-- Data entries start --
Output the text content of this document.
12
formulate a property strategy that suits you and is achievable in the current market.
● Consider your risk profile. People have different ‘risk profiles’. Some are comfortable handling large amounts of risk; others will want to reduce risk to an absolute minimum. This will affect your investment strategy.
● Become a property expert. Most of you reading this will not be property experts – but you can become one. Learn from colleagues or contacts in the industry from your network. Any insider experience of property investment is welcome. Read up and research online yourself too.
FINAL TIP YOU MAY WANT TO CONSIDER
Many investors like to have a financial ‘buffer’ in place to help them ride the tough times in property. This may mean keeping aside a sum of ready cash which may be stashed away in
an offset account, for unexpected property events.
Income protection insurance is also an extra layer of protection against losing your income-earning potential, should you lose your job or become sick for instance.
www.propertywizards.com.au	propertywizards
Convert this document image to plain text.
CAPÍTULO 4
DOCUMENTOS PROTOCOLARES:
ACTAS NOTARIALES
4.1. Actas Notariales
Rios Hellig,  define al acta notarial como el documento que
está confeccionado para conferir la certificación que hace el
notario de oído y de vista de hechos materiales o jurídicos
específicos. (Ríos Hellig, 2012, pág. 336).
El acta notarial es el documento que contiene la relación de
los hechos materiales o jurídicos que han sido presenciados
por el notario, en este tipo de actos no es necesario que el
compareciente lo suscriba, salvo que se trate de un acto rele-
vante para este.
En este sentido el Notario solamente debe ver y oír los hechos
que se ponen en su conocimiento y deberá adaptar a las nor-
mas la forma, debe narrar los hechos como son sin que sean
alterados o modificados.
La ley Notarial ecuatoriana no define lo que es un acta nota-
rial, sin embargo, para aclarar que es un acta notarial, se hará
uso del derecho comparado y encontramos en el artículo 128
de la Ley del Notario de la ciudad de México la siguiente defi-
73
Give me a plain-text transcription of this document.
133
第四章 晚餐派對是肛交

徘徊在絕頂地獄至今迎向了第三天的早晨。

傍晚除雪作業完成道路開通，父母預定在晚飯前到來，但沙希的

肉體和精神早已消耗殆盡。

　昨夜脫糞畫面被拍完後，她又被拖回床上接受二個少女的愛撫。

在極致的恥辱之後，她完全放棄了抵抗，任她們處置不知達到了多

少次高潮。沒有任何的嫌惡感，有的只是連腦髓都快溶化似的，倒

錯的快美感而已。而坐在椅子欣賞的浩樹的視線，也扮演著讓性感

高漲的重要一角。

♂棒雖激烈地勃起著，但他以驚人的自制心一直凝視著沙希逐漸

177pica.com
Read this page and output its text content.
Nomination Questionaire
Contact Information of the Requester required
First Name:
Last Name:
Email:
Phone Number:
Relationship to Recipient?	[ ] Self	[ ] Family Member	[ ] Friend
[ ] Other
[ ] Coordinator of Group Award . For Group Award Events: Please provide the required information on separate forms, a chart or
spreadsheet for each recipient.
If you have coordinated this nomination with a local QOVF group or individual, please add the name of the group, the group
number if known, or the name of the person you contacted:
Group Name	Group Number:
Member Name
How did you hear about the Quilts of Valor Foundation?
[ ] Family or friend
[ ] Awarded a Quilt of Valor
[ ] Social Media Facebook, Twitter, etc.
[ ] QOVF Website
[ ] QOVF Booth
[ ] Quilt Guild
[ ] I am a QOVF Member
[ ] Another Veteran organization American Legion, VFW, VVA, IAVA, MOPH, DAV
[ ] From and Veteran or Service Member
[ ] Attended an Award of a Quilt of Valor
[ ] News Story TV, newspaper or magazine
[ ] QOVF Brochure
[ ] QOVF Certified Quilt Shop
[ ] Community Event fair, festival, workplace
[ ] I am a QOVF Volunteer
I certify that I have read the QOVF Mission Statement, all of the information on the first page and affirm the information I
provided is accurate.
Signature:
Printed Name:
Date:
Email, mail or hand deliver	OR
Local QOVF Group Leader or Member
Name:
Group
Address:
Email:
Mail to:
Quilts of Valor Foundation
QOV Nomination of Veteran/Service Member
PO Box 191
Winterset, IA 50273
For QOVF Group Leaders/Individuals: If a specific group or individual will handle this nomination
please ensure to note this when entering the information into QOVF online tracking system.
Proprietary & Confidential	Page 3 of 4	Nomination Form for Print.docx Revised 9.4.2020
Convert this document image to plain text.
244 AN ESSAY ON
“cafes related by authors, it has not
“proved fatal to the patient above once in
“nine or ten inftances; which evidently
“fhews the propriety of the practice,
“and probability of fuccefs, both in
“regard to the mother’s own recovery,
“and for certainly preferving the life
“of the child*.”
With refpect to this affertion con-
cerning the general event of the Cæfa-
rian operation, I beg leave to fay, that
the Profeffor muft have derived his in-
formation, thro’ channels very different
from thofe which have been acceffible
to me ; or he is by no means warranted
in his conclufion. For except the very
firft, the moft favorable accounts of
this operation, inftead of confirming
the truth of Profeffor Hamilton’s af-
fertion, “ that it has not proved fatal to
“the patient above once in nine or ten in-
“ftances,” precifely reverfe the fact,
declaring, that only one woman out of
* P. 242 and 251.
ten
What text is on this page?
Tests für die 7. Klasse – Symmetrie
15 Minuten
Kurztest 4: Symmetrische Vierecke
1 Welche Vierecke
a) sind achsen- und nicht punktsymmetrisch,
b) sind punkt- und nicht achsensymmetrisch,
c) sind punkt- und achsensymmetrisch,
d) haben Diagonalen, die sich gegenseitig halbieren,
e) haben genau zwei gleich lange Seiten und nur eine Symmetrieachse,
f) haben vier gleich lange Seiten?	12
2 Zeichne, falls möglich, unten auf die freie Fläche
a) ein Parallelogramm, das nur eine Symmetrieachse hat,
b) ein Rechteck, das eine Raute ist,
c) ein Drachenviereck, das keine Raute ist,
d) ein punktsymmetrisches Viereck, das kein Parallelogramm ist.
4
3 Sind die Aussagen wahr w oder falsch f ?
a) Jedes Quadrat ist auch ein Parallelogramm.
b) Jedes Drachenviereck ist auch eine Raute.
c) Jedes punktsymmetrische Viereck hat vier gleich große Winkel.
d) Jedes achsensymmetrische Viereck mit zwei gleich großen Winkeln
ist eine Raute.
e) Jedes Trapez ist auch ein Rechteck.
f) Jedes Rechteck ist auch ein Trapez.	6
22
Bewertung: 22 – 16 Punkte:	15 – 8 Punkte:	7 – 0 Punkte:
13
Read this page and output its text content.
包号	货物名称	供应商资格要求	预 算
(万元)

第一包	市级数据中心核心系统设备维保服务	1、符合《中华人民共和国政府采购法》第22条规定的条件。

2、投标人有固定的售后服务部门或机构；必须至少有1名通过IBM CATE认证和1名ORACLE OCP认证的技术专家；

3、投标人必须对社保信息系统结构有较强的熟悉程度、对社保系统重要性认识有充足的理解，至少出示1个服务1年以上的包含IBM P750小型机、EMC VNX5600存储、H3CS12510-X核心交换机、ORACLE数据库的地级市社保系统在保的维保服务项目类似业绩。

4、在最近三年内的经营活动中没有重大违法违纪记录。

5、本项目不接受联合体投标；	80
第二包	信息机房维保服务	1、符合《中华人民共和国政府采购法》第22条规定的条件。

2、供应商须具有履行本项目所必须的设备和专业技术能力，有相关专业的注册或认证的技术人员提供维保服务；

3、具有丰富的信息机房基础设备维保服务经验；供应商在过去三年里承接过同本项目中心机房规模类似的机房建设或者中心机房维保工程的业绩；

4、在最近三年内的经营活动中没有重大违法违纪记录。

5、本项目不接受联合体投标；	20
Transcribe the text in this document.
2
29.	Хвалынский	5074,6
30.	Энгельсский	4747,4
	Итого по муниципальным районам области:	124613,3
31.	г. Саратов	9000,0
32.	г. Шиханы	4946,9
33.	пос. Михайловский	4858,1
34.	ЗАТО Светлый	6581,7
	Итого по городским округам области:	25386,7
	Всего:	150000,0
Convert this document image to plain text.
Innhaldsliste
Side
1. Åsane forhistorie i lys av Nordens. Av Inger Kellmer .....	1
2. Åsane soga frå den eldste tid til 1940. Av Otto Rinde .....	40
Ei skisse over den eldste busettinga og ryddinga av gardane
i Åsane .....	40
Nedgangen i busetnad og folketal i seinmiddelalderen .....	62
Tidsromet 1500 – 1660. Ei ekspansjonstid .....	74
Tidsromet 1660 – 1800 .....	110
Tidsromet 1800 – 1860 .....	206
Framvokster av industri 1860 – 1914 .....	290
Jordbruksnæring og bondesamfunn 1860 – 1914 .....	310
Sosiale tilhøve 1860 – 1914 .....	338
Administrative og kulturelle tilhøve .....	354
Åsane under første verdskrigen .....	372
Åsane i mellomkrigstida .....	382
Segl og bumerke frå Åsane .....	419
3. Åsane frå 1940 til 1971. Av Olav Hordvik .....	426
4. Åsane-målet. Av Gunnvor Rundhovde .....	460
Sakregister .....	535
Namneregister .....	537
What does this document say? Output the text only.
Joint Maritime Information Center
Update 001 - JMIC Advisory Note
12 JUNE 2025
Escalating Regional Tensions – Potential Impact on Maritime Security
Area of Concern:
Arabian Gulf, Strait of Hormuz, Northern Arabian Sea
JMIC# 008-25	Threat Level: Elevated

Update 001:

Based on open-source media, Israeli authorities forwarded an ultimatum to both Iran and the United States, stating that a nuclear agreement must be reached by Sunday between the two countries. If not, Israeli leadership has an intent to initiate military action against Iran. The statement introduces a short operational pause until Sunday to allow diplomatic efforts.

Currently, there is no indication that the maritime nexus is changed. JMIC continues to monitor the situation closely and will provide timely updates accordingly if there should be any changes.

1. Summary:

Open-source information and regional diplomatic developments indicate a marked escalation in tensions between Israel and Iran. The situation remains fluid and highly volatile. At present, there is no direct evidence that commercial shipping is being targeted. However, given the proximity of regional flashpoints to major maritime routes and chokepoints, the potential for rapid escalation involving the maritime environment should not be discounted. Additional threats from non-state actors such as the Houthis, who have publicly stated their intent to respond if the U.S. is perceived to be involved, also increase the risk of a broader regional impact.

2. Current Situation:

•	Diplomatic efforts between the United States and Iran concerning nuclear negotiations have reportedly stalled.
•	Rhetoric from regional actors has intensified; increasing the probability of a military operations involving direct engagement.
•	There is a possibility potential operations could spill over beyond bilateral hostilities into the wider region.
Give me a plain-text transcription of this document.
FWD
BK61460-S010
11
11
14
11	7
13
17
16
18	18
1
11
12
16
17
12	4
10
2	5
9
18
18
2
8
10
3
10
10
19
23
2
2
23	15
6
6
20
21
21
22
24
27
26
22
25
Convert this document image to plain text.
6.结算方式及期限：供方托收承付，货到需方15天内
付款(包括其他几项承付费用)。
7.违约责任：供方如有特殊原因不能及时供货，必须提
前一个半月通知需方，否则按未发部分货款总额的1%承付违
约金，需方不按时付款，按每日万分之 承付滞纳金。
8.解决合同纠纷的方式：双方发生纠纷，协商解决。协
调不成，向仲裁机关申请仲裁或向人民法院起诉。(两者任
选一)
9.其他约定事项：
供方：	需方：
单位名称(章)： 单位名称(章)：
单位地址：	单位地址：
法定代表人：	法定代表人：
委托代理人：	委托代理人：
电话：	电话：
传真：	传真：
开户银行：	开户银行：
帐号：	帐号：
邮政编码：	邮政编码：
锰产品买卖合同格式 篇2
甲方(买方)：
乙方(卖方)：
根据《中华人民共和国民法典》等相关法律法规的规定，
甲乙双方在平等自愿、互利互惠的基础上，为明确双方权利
-- Data entries end --
Instructions to follow
From the data above, gather every line that includes the word "Seiten".

Answer for the task
e) haben genau zwei gleich lange Seiten und nur eine Symmetrieachse,
f) haben vier gleich lange Seiten?	12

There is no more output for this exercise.